▶

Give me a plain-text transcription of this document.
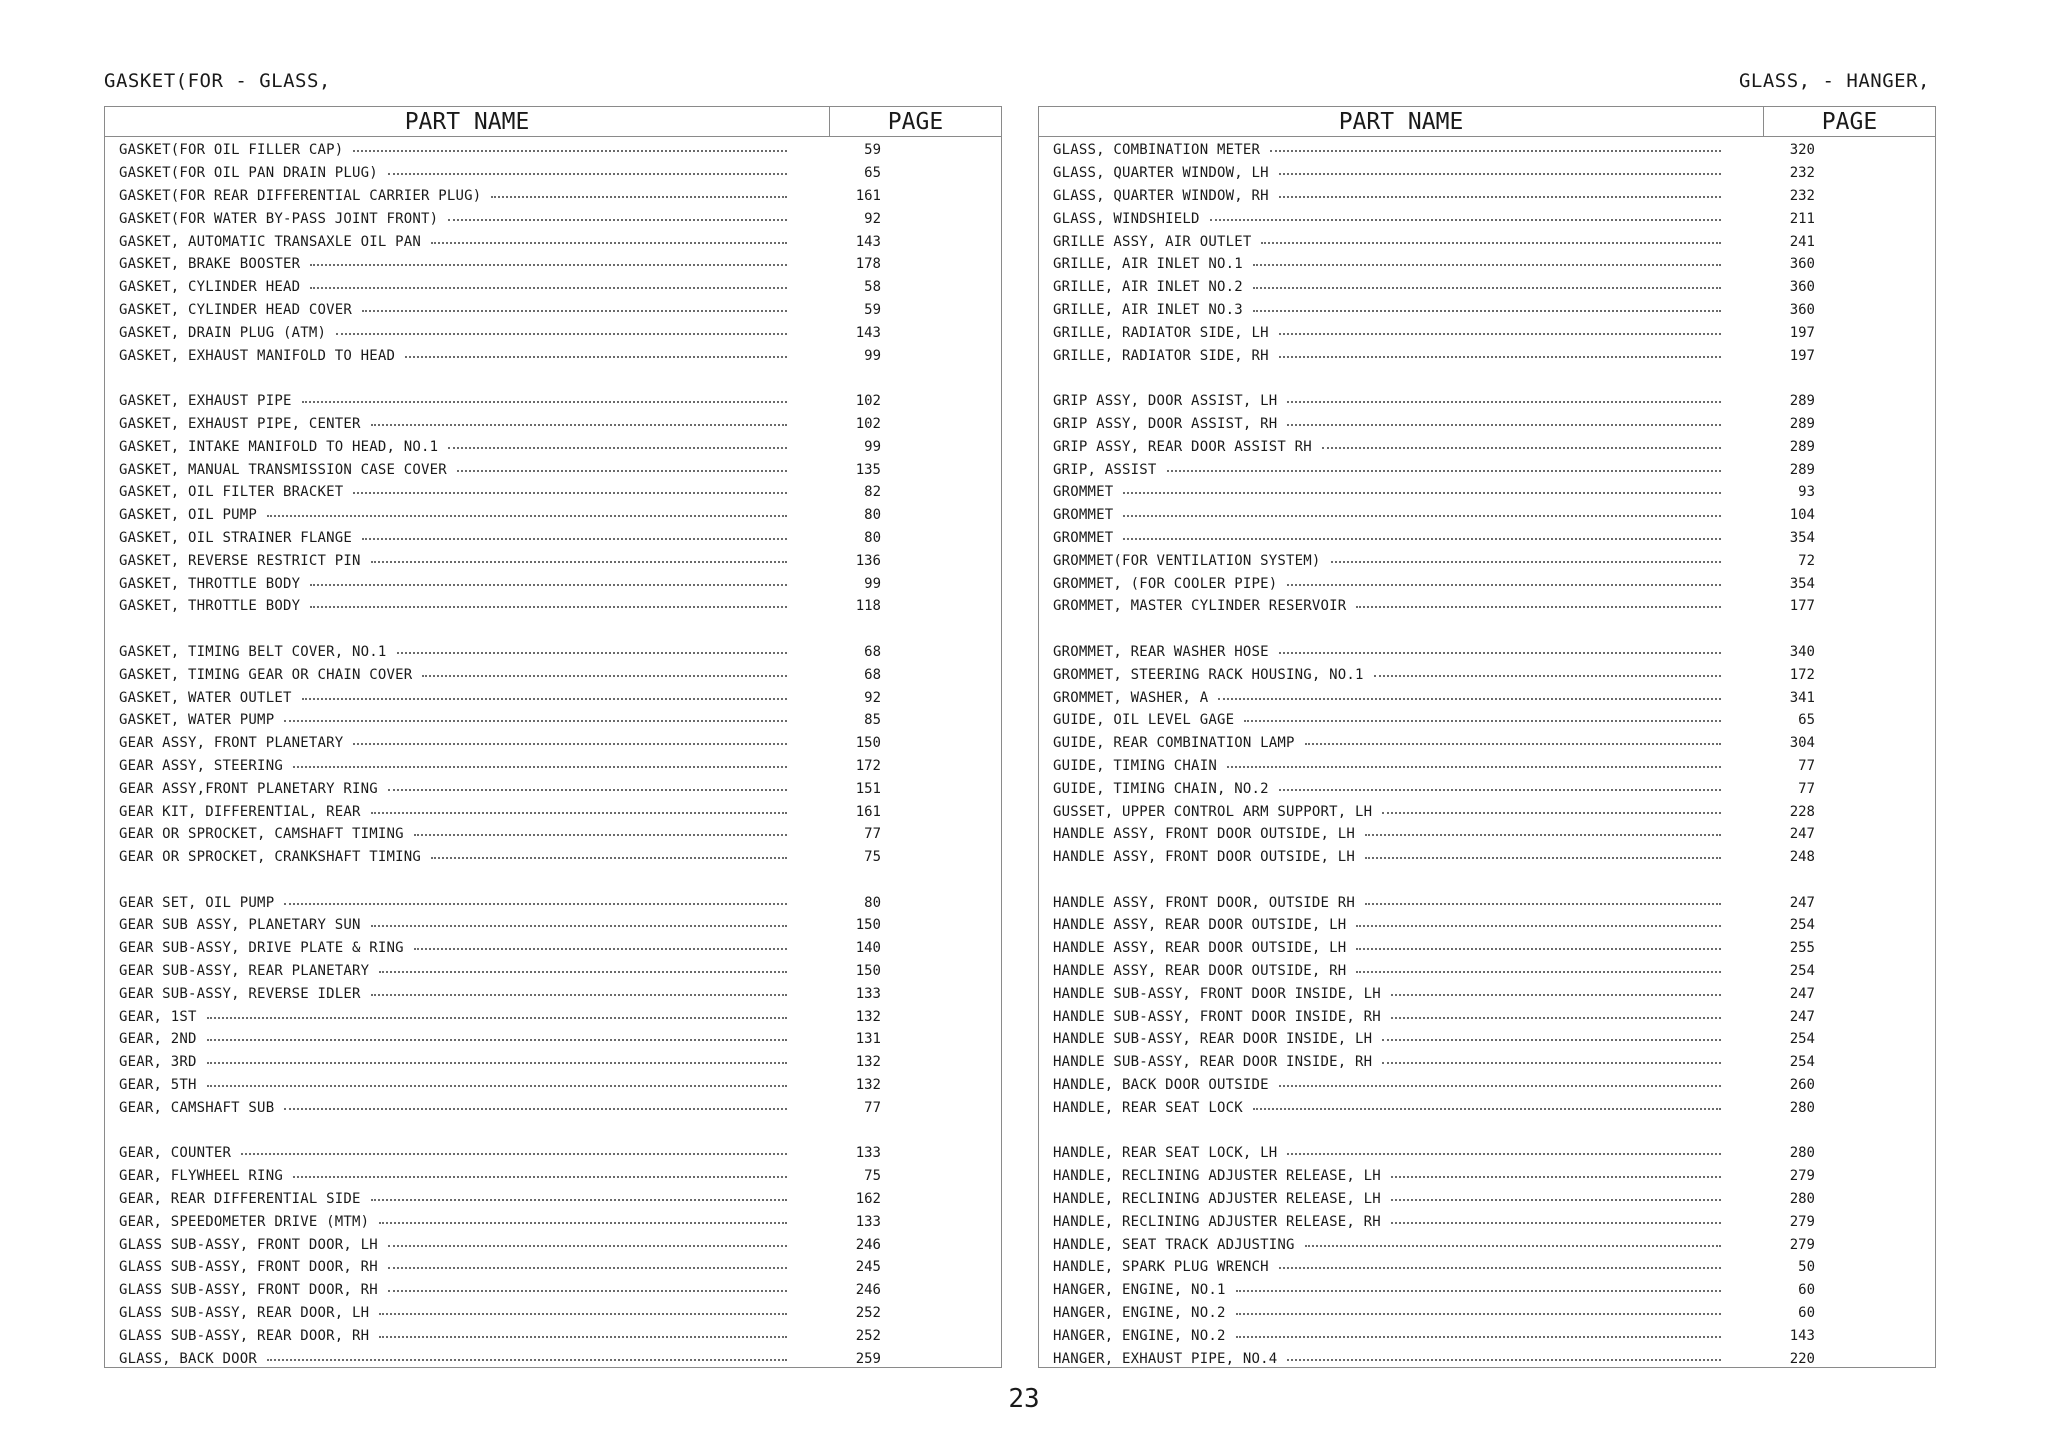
GASKET(FOR - GLASS,	GLASS, - HANGER,
PART NAME	PAGE
GASKET(FOR OIL FILLER CAP)	59
GASKET(FOR OIL PAN DRAIN PLUG)	65
GASKET(FOR REAR DIFFERENTIAL CARRIER PLUG)	161
GASKET(FOR WATER BY-PASS JOINT FRONT)	92
GASKET, AUTOMATIC TRANSAXLE OIL PAN	143
GASKET, BRAKE BOOSTER	178
GASKET, CYLINDER HEAD	58
GASKET, CYLINDER HEAD COVER	59
GASKET, DRAIN PLUG (ATM)	143
GASKET, EXHAUST MANIFOLD TO HEAD	99
GASKET, EXHAUST PIPE	102
GASKET, EXHAUST PIPE, CENTER	102
GASKET, INTAKE MANIFOLD TO HEAD, NO.1	99
GASKET, MANUAL TRANSMISSION CASE COVER	135
GASKET, OIL FILTER BRACKET	82
GASKET, OIL PUMP	80
GASKET, OIL STRAINER FLANGE	80
GASKET, REVERSE RESTRICT PIN	136
GASKET, THROTTLE BODY	99
GASKET, THROTTLE BODY	118
GASKET, TIMING BELT COVER, NO.1	68
GASKET, TIMING GEAR OR CHAIN COVER	68
GASKET, WATER OUTLET	92
GASKET, WATER PUMP	85
GEAR ASSY, FRONT PLANETARY	150
GEAR ASSY, STEERING	172
GEAR ASSY,FRONT PLANETARY RING	151
GEAR KIT, DIFFERENTIAL, REAR	161
GEAR OR SPROCKET, CAMSHAFT TIMING	77
GEAR OR SPROCKET, CRANKSHAFT TIMING	75
GEAR SET, OIL PUMP	80
GEAR SUB ASSY, PLANETARY SUN	150
GEAR SUB-ASSY, DRIVE PLATE & RING	140
GEAR SUB-ASSY, REAR PLANETARY	150
GEAR SUB-ASSY, REVERSE IDLER	133
GEAR, 1ST	132
GEAR, 2ND	131
GEAR, 3RD	132
GEAR, 5TH	132
GEAR, CAMSHAFT SUB	77
GEAR, COUNTER	133
GEAR, FLYWHEEL RING	75
GEAR, REAR DIFFERENTIAL SIDE	162
GEAR, SPEEDOMETER DRIVE (MTM)	133
GLASS SUB-ASSY, FRONT DOOR, LH	246
GLASS SUB-ASSY, FRONT DOOR, RH	245
GLASS SUB-ASSY, FRONT DOOR, RH	246
GLASS SUB-ASSY, REAR DOOR, LH	252
GLASS SUB-ASSY, REAR DOOR, RH	252
GLASS, BACK DOOR	259
PART NAME	PAGE
GLASS, COMBINATION METER	320
GLASS, QUARTER WINDOW, LH	232
GLASS, QUARTER WINDOW, RH	232
GLASS, WINDSHIELD	211
GRILLE ASSY, AIR OUTLET	241
GRILLE, AIR INLET NO.1	360
GRILLE, AIR INLET NO.2	360
GRILLE, AIR INLET NO.3	360
GRILLE, RADIATOR SIDE, LH	197
GRILLE, RADIATOR SIDE, RH	197
GRIP ASSY, DOOR ASSIST, LH	289
GRIP ASSY, DOOR ASSIST, RH	289
GRIP ASSY, REAR DOOR ASSIST RH	289
GRIP, ASSIST	289
GROMMET	93
GROMMET	104
GROMMET	354
GROMMET(FOR VENTILATION SYSTEM)	72
GROMMET, (FOR COOLER PIPE)	354
GROMMET, MASTER CYLINDER RESERVOIR	177
GROMMET, REAR WASHER HOSE	340
GROMMET, STEERING RACK HOUSING, NO.1	172
GROMMET, WASHER, A	341
GUIDE, OIL LEVEL GAGE	65
GUIDE, REAR COMBINATION LAMP	304
GUIDE, TIMING CHAIN	77
GUIDE, TIMING CHAIN, NO.2	77
GUSSET, UPPER CONTROL ARM SUPPORT, LH	228
HANDLE ASSY, FRONT DOOR OUTSIDE, LH	247
HANDLE ASSY, FRONT DOOR OUTSIDE, LH	248
HANDLE ASSY, FRONT DOOR, OUTSIDE RH	247
HANDLE ASSY, REAR DOOR OUTSIDE, LH	254
HANDLE ASSY, REAR DOOR OUTSIDE, LH	255
HANDLE ASSY, REAR DOOR OUTSIDE, RH	254
HANDLE SUB-ASSY, FRONT DOOR INSIDE, LH	247
HANDLE SUB-ASSY, FRONT DOOR INSIDE, RH	247
HANDLE SUB-ASSY, REAR DOOR INSIDE, LH	254
HANDLE SUB-ASSY, REAR DOOR INSIDE, RH	254
HANDLE, BACK DOOR OUTSIDE	260
HANDLE, REAR SEAT LOCK	280
HANDLE, REAR SEAT LOCK, LH	280
HANDLE, RECLINING ADJUSTER RELEASE, LH	279
HANDLE, RECLINING ADJUSTER RELEASE, LH	280
HANDLE, RECLINING ADJUSTER RELEASE, RH	279
HANDLE, SEAT TRACK ADJUSTING	279
HANDLE, SPARK PLUG WRENCH	50
HANGER, ENGINE, NO.1	60
HANGER, ENGINE, NO.2	60
HANGER, ENGINE, NO.2	143
HANGER, EXHAUST PIPE, NO.4	220
23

◀

#### EXERCISE INSTRUCTIONS
Return every line containing "PLUG".

#### RESPONSE TO THIS TASK
GASKET(FOR OIL PAN DRAIN PLUG)	65
GASKET(FOR REAR DIFFERENTIAL CARRIER PLUG)	161
GASKET, DRAIN PLUG (ATM)	143
HANDLE, SPARK PLUG WRENCH	50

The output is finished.